Prompt:
Check every line of the entries for "miten", and copy the lines that hold it.

Extracted data:
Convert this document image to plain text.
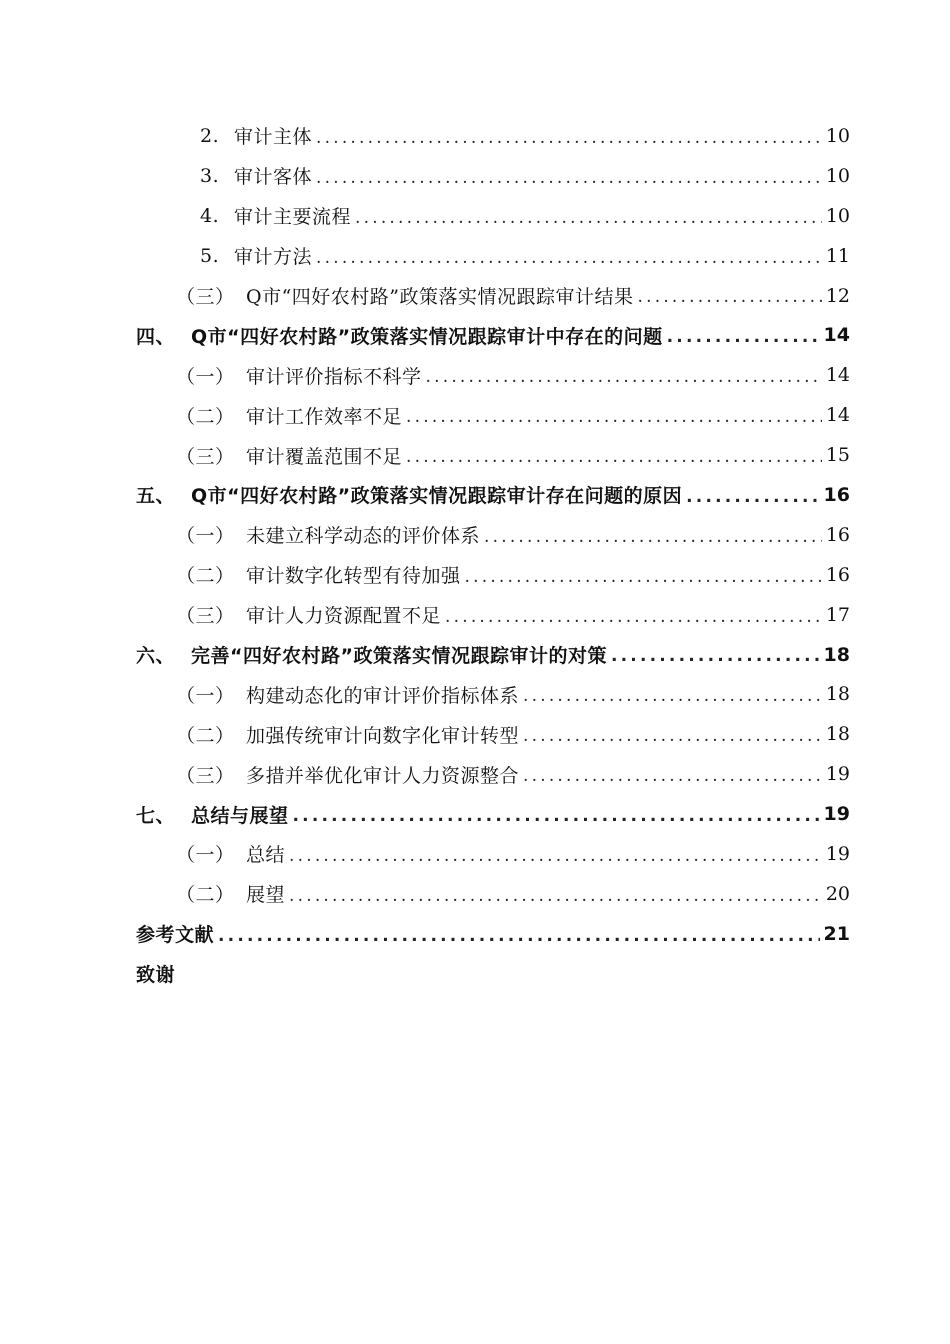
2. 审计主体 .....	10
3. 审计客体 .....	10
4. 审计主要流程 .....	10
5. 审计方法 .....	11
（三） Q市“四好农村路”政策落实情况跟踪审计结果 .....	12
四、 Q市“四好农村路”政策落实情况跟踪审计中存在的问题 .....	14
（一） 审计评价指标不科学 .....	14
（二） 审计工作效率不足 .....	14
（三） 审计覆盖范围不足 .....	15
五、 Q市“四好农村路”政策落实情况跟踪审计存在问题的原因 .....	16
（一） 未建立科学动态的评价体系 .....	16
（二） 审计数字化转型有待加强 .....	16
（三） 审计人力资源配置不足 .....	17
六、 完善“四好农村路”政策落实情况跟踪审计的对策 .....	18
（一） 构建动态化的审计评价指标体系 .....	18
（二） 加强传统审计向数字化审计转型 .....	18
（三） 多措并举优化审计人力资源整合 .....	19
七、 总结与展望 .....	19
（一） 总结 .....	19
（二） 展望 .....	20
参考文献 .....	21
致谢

---

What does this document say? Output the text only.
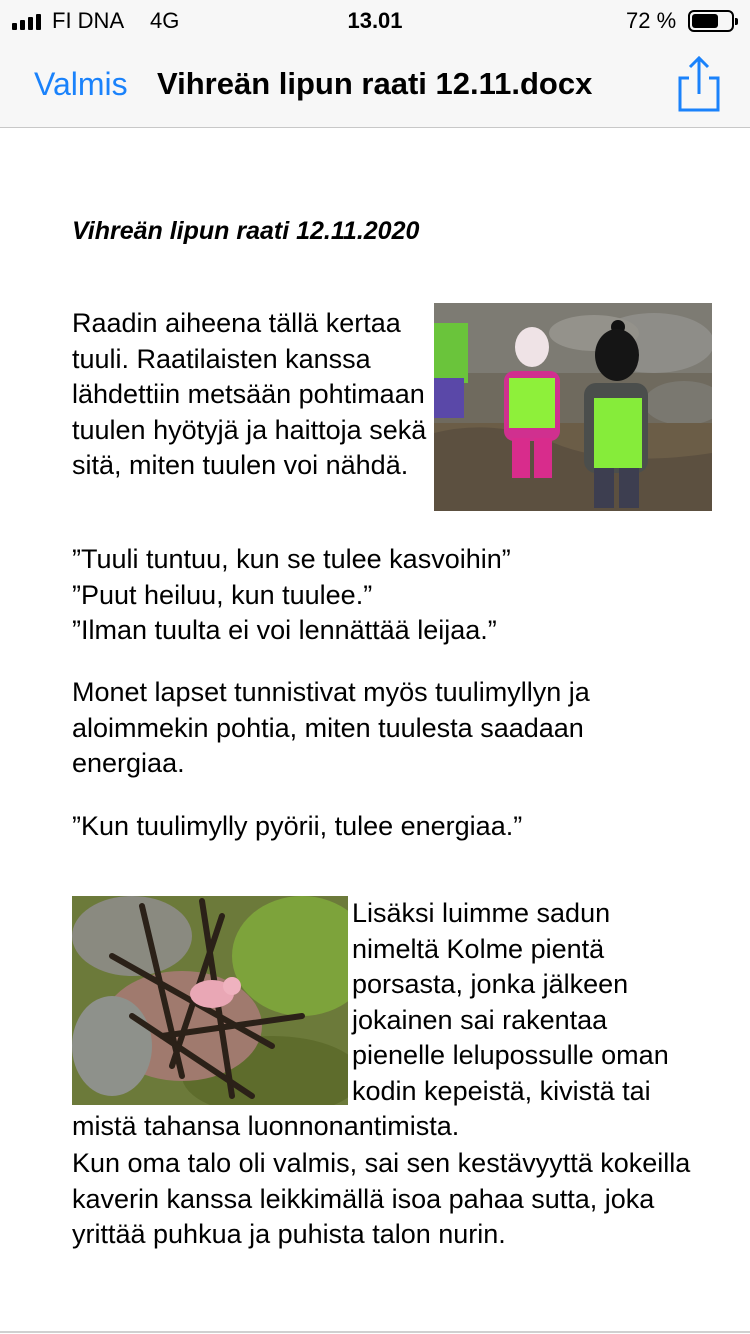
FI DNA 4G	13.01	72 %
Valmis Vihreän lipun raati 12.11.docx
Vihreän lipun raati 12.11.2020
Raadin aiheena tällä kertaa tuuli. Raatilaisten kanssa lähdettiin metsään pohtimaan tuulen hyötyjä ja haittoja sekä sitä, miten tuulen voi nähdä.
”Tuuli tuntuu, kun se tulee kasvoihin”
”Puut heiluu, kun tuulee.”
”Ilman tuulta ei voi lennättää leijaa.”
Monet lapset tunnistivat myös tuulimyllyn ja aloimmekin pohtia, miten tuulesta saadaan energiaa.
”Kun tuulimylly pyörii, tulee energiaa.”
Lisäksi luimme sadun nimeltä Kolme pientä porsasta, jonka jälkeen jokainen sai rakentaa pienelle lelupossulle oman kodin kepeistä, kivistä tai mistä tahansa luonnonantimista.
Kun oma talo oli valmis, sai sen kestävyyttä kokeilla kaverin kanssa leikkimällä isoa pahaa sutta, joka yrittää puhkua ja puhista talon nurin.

...

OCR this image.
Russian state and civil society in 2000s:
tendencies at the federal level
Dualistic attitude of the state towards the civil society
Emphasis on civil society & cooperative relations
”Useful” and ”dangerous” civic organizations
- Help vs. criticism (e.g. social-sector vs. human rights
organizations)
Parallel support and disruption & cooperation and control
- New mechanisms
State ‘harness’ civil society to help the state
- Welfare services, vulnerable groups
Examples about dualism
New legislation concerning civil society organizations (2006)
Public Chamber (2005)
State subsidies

Response:
Raadin aiheena tällä kertaa tuuli. Raatilaisten kanssa lähdettiin metsään pohtimaan tuulen hyötyjä ja haittoja sekä sitä, miten tuulen voi nähdä.
Monet lapset tunnistivat myös tuulimyllyn ja aloimmekin pohtia, miten tuulesta saadaan energiaa.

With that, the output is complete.